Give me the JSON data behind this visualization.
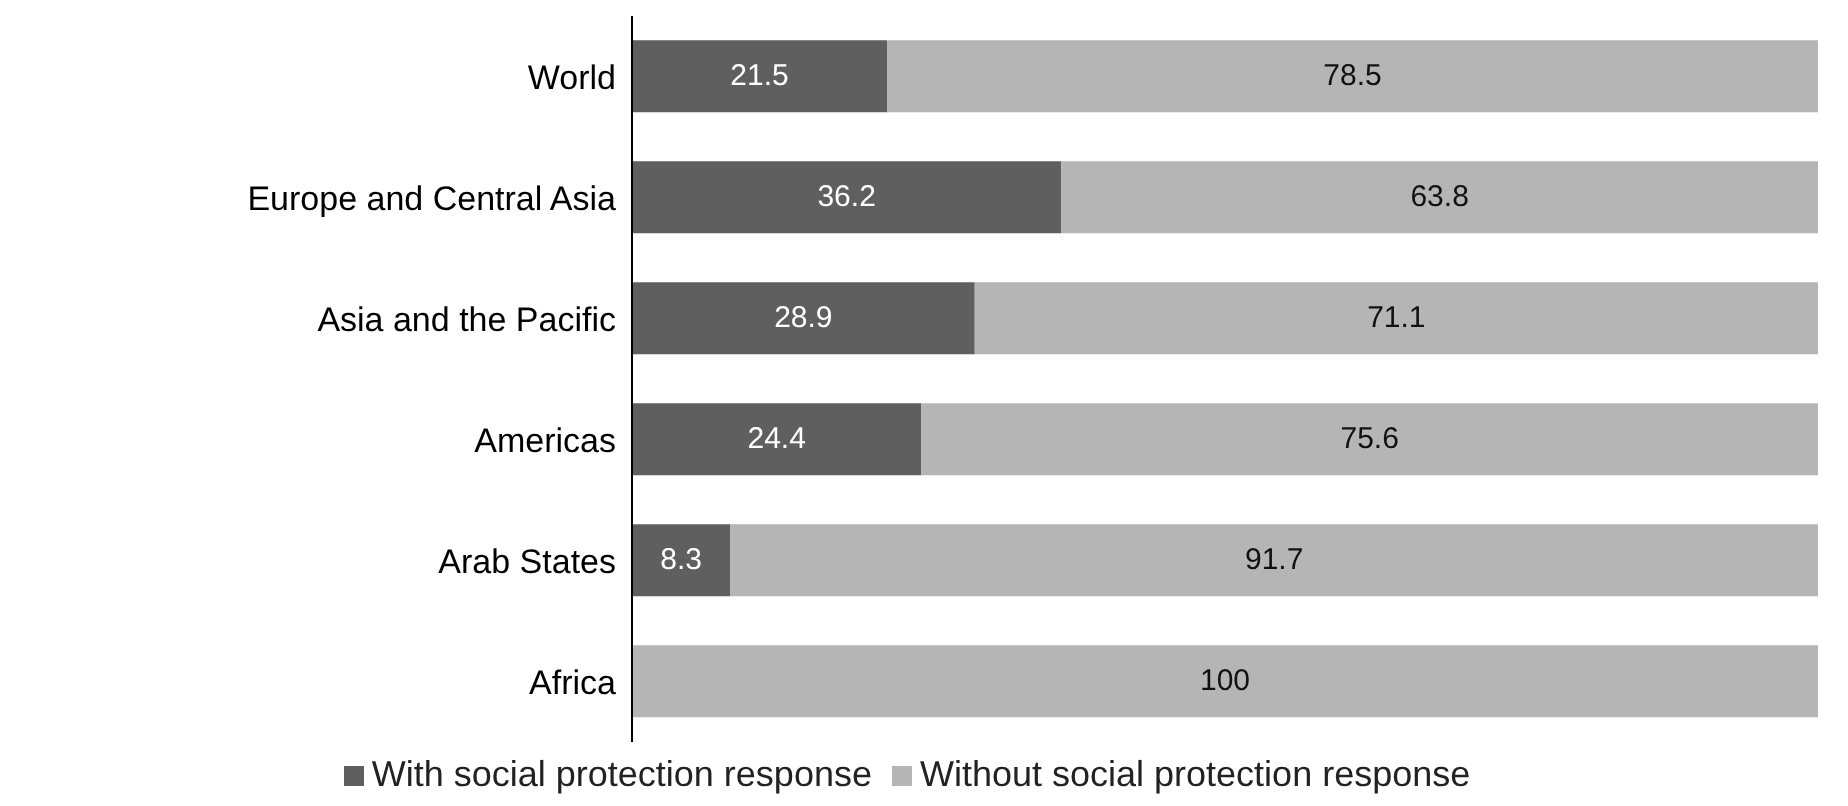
{
  "chart_data": {
    "type": "bar",
    "orientation": "horizontal",
    "stacked": true,
    "categories": [
      "World",
      "Europe and Central Asia",
      "Asia and the Pacific",
      "Americas",
      "Arab States",
      "Africa"
    ],
    "series": [
      {
        "name": "With social protection response",
        "color": "#5f5f5f",
        "values": [
          21.5,
          36.2,
          28.9,
          24.4,
          8.3,
          0
        ],
        "value_labels": [
          "21.5",
          "36.2",
          "28.9",
          "24.4",
          "8.3",
          null
        ]
      },
      {
        "name": "Without social protection response",
        "color": "#b5b5b5",
        "values": [
          78.5,
          63.8,
          71.1,
          75.6,
          91.7,
          100
        ],
        "value_labels": [
          "78.5",
          "63.8",
          "71.1",
          "75.6",
          "91.7",
          "100"
        ]
      }
    ],
    "xlim": [
      0,
      100
    ],
    "tick_labels": "y",
    "legend": "bottom"
  }
}
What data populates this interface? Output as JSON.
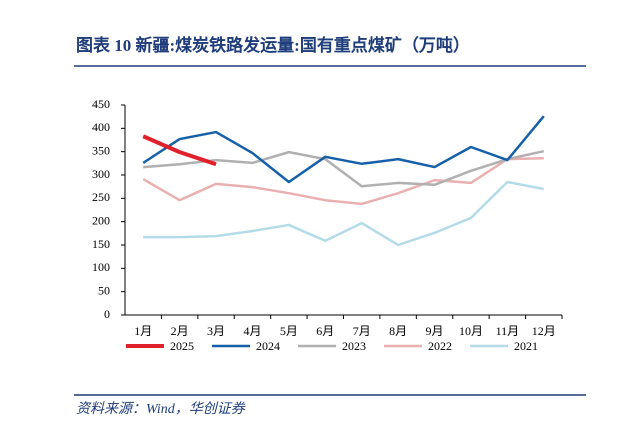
{
  "chart_data": {
    "type": "line",
    "title": "图表 10 新疆:煤炭铁路发运量:国有重点煤矿（万吨）",
    "source": "资料来源：Wind，华创证券",
    "categories": [
      "1月",
      "2月",
      "3月",
      "4月",
      "5月",
      "6月",
      "7月",
      "8月",
      "9月",
      "10月",
      "11月",
      "12月"
    ],
    "ylim": [
      0,
      450
    ],
    "yticks": [
      0,
      50,
      100,
      150,
      200,
      250,
      300,
      350,
      400,
      450
    ],
    "grid": false,
    "legend": "bottom",
    "series": [
      {
        "name": "2025",
        "color": "#e0202a",
        "values": [
          383,
          349,
          323,
          null,
          null,
          null,
          null,
          null,
          null,
          null,
          null,
          null
        ]
      },
      {
        "name": "2024",
        "color": "#1560a8",
        "values": [
          326,
          377,
          392,
          347,
          285,
          339,
          324,
          334,
          317,
          360,
          332,
          426
        ]
      },
      {
        "name": "2023",
        "color": "#b0b0b0",
        "values": [
          317,
          323,
          332,
          326,
          349,
          334,
          276,
          283,
          279,
          309,
          334,
          351
        ]
      },
      {
        "name": "2022",
        "color": "#eab0b0",
        "values": [
          291,
          246,
          281,
          274,
          261,
          246,
          238,
          261,
          289,
          283,
          334,
          336
        ]
      },
      {
        "name": "2021",
        "color": "#b4dce8",
        "values": [
          167,
          167,
          169,
          180,
          193,
          159,
          197,
          150,
          176,
          208,
          285,
          270
        ]
      }
    ]
  }
}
===============
◆ **REQUIREMENT**
Write every record out again exactly; no pictures belong in the copy.

◆ **COMPLETE ANSWER**
Give me the JSON data behind this visualization.
{
  "chart_data": {
    "type": "bar",
    "orientation": "horizontal",
    "stacked": true,
    "categories": [
      "World",
      "Europe and Central Asia",
      "Asia and the Pacific",
      "Americas",
      "Arab States",
      "Africa"
    ],
    "series": [
      {
        "name": "With social protection response",
        "color": "#5f5f5f",
        "values": [
          21.5,
          36.2,
          28.9,
          24.4,
          8.3,
          0
        ],
        "value_labels": [
          "21.5",
          "36.2",
          "28.9",
          "24.4",
          "8.3",
          null
        ]
      },
      {
        "name": "Without social protection response",
        "color": "#b5b5b5",
        "values": [
          78.5,
          63.8,
          71.1,
          75.6,
          91.7,
          100
        ],
        "value_labels": [
          "78.5",
          "63.8",
          "71.1",
          "75.6",
          "91.7",
          "100"
        ]
      }
    ],
    "xlim": [
      0,
      100
    ],
    "tick_labels": "y",
    "legend": "bottom"
  }
}
What data populates this interface? Output as JSON.
{
  "chart_data": {
    "type": "line",
    "title": "图表 10 新疆:煤炭铁路发运量:国有重点煤矿（万吨）",
    "source": "资料来源：Wind，华创证券",
    "categories": [
      "1月",
      "2月",
      "3月",
      "4月",
      "5月",
      "6月",
      "7月",
      "8月",
      "9月",
      "10月",
      "11月",
      "12月"
    ],
    "ylim": [
      0,
      450
    ],
    "yticks": [
      0,
      50,
      100,
      150,
      200,
      250,
      300,
      350,
      400,
      450
    ],
    "grid": false,
    "legend": "bottom",
    "series": [
      {
        "name": "2025",
        "color": "#e0202a",
        "values": [
          383,
          349,
          323,
          null,
          null,
          null,
          null,
          null,
          null,
          null,
          null,
          null
        ]
      },
      {
        "name": "2024",
        "color": "#1560a8",
        "values": [
          326,
          377,
          392,
          347,
          285,
          339,
          324,
          334,
          317,
          360,
          332,
          426
        ]
      },
      {
        "name": "2023",
        "color": "#b0b0b0",
        "values": [
          317,
          323,
          332,
          326,
          349,
          334,
          276,
          283,
          279,
          309,
          334,
          351
        ]
      },
      {
        "name": "2022",
        "color": "#eab0b0",
        "values": [
          291,
          246,
          281,
          274,
          261,
          246,
          238,
          261,
          289,
          283,
          334,
          336
        ]
      },
      {
        "name": "2021",
        "color": "#b4dce8",
        "values": [
          167,
          167,
          169,
          180,
          193,
          159,
          197,
          150,
          176,
          208,
          285,
          270
        ]
      }
    ]
  }
}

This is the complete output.